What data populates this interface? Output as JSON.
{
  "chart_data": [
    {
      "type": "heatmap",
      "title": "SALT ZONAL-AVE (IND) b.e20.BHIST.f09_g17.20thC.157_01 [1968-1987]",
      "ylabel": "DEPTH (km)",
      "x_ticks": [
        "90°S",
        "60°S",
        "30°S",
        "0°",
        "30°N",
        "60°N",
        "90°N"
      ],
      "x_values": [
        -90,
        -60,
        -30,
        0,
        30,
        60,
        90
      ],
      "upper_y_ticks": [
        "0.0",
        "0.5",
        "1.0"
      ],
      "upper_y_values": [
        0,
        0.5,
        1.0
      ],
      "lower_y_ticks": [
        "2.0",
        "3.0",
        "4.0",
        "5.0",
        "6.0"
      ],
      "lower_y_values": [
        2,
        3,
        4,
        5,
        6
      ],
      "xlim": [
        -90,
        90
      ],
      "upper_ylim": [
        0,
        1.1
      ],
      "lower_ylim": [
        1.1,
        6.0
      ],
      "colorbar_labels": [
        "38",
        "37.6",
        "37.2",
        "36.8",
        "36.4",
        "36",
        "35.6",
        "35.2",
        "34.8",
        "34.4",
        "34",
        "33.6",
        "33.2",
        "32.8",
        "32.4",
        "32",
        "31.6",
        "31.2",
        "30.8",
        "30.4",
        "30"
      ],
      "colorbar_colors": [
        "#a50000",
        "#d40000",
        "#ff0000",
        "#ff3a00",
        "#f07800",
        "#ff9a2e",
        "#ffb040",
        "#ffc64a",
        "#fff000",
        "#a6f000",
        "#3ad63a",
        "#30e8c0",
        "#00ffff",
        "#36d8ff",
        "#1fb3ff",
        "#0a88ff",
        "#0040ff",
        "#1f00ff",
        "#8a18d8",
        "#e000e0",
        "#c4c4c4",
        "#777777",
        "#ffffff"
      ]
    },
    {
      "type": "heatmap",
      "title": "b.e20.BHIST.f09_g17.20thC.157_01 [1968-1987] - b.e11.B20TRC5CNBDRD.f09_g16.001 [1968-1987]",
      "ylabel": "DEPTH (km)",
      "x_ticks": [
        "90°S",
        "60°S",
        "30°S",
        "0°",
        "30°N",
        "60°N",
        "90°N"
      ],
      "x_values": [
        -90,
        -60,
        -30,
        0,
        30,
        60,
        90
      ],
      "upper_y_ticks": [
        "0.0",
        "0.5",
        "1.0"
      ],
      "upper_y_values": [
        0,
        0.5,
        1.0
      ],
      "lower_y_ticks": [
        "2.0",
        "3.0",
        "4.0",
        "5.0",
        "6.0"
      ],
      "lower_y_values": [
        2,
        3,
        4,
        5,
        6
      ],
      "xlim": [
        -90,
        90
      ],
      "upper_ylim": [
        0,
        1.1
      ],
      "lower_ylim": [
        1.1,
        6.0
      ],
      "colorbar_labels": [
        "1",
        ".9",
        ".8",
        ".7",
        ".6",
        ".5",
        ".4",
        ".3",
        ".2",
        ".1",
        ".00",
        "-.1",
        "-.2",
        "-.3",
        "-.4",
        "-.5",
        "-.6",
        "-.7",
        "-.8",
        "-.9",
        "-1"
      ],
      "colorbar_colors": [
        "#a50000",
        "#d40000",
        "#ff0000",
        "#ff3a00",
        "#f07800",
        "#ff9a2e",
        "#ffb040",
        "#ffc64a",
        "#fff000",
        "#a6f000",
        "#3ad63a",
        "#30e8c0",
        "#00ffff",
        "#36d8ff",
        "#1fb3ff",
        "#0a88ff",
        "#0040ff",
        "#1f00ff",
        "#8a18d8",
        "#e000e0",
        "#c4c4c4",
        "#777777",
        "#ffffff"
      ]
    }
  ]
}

......

- **Description of the task**
Extract the full listing above without altering anything.

- **Worked answer**
What data populates this interface? Output as JSON.
{
  "chart_data": [
    {
      "type": "heatmap",
      "title": "SALT ZONAL-AVE (IND) b.e20.BHIST.f09_g17.20thC.157_01 [1968-1987]",
      "ylabel": "DEPTH (km)",
      "x_ticks": [
        "90°S",
        "60°S",
        "30°S",
        "0°",
        "30°N",
        "60°N",
        "90°N"
      ],
      "x_values": [
        -90,
        -60,
        -30,
        0,
        30,
        60,
        90
      ],
      "upper_y_ticks": [
        "0.0",
        "0.5",
        "1.0"
      ],
      "upper_y_values": [
        0,
        0.5,
        1.0
      ],
      "lower_y_ticks": [
        "2.0",
        "3.0",
        "4.0",
        "5.0",
        "6.0"
      ],
      "lower_y_values": [
        2,
        3,
        4,
        5,
        6
      ],
      "xlim": [
        -90,
        90
      ],
      "upper_ylim": [
        0,
        1.1
      ],
      "lower_ylim": [
        1.1,
        6.0
      ],
      "colorbar_labels": [
        "38",
        "37.6",
        "37.2",
        "36.8",
        "36.4",
        "36",
        "35.6",
        "35.2",
        "34.8",
        "34.4",
        "34",
        "33.6",
        "33.2",
        "32.8",
        "32.4",
        "32",
        "31.6",
        "31.2",
        "30.8",
        "30.4",
        "30"
      ],
      "colorbar_colors": [
        "#a50000",
        "#d40000",
        "#ff0000",
        "#ff3a00",
        "#f07800",
        "#ff9a2e",
        "#ffb040",
        "#ffc64a",
        "#fff000",
        "#a6f000",
        "#3ad63a",
        "#30e8c0",
        "#00ffff",
        "#36d8ff",
        "#1fb3ff",
        "#0a88ff",
        "#0040ff",
        "#1f00ff",
        "#8a18d8",
        "#e000e0",
        "#c4c4c4",
        "#777777",
        "#ffffff"
      ]
    },
    {
      "type": "heatmap",
      "title": "b.e20.BHIST.f09_g17.20thC.157_01 [1968-1987] - b.e11.B20TRC5CNBDRD.f09_g16.001 [1968-1987]",
      "ylabel": "DEPTH (km)",
      "x_ticks": [
        "90°S",
        "60°S",
        "30°S",
        "0°",
        "30°N",
        "60°N",
        "90°N"
      ],
      "x_values": [
        -90,
        -60,
        -30,
        0,
        30,
        60,
        90
      ],
      "upper_y_ticks": [
        "0.0",
        "0.5",
        "1.0"
      ],
      "upper_y_values": [
        0,
        0.5,
        1.0
      ],
      "lower_y_ticks": [
        "2.0",
        "3.0",
        "4.0",
        "5.0",
        "6.0"
      ],
      "lower_y_values": [
        2,
        3,
        4,
        5,
        6
      ],
      "xlim": [
        -90,
        90
      ],
      "upper_ylim": [
        0,
        1.1
      ],
      "lower_ylim": [
        1.1,
        6.0
      ],
      "colorbar_labels": [
        "1",
        ".9",
        ".8",
        ".7",
        ".6",
        ".5",
        ".4",
        ".3",
        ".2",
        ".1",
        ".00",
        "-.1",
        "-.2",
        "-.3",
        "-.4",
        "-.5",
        "-.6",
        "-.7",
        "-.8",
        "-.9",
        "-1"
      ],
      "colorbar_colors": [
        "#a50000",
        "#d40000",
        "#ff0000",
        "#ff3a00",
        "#f07800",
        "#ff9a2e",
        "#ffb040",
        "#ffc64a",
        "#fff000",
        "#a6f000",
        "#3ad63a",
        "#30e8c0",
        "#00ffff",
        "#36d8ff",
        "#1fb3ff",
        "#0a88ff",
        "#0040ff",
        "#1f00ff",
        "#8a18d8",
        "#e000e0",
        "#c4c4c4",
        "#777777",
        "#ffffff"
      ]
    }
  ]
}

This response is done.